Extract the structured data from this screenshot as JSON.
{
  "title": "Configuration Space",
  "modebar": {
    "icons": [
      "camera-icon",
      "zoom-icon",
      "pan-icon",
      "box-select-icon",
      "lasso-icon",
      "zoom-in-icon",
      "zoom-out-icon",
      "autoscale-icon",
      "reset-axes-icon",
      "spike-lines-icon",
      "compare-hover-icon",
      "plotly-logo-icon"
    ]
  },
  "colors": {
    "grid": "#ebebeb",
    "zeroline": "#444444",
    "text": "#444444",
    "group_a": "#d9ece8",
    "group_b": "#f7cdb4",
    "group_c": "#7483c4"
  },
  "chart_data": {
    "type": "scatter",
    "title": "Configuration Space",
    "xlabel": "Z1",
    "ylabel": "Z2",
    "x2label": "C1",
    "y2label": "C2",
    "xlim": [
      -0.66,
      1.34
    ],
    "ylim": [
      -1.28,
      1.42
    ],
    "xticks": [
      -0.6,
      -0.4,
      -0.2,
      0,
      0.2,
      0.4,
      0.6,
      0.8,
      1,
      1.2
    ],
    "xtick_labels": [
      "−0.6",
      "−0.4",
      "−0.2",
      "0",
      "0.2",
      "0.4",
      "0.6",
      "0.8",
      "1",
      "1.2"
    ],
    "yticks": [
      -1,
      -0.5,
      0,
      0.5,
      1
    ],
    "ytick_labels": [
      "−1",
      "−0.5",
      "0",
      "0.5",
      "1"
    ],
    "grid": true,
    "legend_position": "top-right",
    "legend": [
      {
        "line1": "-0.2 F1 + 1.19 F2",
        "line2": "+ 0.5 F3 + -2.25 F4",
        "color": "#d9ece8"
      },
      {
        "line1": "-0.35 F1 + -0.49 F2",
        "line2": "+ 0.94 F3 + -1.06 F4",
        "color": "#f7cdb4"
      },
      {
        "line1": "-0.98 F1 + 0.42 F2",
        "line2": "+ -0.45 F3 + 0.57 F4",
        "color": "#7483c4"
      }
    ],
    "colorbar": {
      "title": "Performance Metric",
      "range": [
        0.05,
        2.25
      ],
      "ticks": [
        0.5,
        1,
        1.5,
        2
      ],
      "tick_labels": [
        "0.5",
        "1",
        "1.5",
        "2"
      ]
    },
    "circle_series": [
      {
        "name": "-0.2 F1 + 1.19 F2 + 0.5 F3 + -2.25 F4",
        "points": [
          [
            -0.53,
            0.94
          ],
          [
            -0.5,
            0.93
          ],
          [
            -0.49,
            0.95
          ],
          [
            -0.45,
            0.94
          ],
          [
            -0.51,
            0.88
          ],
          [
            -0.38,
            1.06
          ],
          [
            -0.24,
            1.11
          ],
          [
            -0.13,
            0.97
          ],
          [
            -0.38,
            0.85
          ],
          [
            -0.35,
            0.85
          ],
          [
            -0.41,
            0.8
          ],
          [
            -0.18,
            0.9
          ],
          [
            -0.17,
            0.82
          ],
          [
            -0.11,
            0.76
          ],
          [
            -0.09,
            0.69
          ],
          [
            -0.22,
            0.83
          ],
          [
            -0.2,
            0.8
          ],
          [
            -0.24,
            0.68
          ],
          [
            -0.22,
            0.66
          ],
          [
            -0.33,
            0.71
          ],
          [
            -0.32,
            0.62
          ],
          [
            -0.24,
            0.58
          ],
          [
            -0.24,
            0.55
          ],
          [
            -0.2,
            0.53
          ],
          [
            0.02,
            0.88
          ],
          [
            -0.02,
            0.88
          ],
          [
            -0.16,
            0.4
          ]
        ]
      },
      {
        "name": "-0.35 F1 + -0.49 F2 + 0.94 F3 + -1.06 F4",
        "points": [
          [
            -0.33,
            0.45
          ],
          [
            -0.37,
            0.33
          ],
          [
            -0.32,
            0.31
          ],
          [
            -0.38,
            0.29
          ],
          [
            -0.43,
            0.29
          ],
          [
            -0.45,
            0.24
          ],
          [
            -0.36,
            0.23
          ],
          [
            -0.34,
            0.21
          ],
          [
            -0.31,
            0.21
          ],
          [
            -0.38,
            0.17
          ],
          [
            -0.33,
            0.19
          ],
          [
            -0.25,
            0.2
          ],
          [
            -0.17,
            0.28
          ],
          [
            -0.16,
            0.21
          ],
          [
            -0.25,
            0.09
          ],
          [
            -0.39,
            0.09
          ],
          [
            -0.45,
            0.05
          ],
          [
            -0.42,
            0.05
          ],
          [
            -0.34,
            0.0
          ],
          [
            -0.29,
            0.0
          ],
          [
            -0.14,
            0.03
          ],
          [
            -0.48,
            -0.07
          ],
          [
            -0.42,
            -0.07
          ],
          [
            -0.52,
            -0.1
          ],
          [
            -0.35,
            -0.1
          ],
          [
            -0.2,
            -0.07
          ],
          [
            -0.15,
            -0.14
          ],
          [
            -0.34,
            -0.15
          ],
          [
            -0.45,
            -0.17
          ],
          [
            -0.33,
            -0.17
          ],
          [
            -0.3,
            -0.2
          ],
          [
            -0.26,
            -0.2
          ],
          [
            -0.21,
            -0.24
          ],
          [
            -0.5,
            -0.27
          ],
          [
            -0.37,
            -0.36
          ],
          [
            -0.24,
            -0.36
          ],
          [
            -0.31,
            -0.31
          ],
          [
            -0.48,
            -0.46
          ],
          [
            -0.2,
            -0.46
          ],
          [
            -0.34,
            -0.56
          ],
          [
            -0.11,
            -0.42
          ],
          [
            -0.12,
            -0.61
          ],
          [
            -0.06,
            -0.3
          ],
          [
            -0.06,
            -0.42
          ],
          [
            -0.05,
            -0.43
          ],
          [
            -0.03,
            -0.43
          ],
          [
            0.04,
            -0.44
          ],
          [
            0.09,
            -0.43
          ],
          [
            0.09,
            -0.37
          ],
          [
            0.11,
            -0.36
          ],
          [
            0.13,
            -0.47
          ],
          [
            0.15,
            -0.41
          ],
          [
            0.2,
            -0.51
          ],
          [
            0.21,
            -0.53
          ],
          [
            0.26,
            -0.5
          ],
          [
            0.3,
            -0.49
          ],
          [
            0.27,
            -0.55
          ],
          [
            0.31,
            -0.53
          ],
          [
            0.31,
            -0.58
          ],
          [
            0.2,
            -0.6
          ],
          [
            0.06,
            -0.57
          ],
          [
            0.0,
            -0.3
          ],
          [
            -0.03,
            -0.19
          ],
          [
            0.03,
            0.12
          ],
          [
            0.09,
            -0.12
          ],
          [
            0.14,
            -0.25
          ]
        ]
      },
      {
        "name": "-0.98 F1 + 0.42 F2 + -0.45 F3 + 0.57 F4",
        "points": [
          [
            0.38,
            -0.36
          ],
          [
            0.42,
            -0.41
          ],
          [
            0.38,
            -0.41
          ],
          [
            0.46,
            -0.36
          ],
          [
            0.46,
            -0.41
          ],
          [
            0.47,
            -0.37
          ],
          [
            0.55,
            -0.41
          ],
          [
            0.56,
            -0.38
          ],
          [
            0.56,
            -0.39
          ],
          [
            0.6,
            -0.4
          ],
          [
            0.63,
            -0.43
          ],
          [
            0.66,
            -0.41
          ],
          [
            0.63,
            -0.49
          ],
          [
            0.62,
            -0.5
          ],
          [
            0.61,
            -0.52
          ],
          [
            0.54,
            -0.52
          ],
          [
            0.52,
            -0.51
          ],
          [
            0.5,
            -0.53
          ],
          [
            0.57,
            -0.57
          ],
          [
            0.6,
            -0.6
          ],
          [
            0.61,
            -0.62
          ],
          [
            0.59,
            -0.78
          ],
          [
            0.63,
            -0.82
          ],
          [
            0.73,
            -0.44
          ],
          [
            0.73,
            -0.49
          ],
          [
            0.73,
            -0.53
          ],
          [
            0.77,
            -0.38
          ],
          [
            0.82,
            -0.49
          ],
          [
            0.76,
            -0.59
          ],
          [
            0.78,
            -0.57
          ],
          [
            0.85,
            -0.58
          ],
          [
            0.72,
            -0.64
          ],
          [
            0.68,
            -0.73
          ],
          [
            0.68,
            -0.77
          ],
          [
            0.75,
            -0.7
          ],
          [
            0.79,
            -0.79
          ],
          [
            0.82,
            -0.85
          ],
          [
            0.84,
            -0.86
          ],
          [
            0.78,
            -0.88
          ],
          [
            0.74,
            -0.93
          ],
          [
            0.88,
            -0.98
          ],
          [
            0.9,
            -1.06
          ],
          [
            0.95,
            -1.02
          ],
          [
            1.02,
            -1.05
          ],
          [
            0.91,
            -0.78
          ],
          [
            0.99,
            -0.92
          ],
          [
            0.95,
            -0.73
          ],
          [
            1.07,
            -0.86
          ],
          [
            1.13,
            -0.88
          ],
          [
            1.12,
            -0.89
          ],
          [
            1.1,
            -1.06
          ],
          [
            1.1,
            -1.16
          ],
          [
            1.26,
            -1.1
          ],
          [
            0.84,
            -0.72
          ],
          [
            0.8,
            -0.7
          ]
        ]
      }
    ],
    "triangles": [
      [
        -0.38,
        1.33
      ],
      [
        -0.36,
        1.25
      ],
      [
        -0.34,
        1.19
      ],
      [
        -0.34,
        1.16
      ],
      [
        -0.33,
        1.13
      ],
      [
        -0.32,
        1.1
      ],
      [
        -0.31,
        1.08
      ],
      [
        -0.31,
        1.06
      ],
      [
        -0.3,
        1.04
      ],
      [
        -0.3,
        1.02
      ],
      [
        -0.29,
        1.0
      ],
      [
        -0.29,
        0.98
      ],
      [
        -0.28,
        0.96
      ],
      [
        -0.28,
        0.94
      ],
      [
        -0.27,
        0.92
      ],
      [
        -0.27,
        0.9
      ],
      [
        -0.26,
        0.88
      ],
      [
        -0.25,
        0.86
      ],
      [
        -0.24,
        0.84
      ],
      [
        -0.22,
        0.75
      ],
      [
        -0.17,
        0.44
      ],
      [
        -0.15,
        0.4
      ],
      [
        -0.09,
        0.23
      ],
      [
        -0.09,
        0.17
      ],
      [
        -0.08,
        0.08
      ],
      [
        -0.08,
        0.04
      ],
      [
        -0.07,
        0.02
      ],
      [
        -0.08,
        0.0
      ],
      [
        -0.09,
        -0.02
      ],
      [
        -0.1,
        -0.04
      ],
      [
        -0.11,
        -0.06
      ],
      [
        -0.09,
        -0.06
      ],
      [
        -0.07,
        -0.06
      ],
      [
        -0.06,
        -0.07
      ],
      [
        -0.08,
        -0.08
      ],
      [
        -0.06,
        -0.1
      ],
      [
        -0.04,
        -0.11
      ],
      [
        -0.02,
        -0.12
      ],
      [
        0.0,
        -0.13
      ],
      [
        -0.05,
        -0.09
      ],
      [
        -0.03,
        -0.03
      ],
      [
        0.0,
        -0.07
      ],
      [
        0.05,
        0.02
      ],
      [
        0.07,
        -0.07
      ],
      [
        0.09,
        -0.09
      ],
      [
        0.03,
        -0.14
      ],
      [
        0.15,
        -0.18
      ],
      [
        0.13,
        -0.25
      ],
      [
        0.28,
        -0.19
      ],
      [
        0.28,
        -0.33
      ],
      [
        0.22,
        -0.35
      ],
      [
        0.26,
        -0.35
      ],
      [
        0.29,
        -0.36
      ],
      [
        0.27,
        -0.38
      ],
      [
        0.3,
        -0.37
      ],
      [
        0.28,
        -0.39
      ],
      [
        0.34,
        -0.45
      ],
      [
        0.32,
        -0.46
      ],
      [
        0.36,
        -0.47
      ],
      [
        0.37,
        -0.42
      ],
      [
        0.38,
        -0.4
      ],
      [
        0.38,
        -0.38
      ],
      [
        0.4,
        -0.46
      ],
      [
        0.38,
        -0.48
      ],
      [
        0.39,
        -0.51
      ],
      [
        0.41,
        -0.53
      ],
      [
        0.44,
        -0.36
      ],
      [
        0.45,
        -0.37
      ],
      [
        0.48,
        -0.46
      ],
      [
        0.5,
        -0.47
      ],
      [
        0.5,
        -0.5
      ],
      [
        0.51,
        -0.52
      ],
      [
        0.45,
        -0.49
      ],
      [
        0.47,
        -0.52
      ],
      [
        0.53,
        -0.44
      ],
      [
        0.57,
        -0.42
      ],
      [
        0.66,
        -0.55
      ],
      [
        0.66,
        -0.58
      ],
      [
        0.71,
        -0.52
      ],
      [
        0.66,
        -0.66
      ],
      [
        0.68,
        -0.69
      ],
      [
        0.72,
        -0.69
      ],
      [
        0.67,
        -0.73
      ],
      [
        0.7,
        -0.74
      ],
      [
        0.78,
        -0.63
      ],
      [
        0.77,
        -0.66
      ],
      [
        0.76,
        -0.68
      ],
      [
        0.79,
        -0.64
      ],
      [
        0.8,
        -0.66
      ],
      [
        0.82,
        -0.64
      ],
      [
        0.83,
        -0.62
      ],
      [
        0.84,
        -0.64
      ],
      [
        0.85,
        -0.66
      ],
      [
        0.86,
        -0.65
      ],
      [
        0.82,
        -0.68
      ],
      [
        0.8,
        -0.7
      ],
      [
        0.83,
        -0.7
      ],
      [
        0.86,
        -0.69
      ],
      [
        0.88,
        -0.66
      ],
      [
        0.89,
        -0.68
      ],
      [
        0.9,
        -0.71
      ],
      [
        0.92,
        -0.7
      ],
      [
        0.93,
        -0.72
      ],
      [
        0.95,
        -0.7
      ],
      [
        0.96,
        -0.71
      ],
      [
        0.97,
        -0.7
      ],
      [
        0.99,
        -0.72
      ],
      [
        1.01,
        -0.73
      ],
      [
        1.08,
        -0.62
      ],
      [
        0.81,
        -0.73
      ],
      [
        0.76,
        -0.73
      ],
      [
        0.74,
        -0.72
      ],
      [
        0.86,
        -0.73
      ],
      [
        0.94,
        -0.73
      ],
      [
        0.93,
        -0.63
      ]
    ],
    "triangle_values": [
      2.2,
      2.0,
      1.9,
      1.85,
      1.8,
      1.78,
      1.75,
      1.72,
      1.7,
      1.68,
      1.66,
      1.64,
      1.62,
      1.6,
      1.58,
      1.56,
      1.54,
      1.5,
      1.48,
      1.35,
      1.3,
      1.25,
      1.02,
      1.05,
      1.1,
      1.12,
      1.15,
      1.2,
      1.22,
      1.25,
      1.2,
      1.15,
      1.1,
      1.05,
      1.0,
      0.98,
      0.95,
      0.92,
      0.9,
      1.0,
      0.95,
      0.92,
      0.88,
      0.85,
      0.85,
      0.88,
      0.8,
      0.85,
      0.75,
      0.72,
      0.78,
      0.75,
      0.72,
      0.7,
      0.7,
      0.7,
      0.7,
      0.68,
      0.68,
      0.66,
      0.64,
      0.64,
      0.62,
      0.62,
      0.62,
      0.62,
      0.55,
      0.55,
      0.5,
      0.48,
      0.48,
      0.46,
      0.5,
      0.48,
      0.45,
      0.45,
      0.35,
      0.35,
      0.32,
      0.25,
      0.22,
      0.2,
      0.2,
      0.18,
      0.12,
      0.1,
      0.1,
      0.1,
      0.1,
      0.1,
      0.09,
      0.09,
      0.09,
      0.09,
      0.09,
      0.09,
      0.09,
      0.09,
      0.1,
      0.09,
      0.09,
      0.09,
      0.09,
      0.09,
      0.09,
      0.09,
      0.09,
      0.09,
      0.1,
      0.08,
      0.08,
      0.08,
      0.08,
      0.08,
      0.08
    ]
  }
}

- _EXERCISE AIM_:
Within the listing above, find every line containing the string "Configuration" and return it.

- _THE RESPONSE_:
  "title": "Configuration Space",
    "title": "Configuration Space",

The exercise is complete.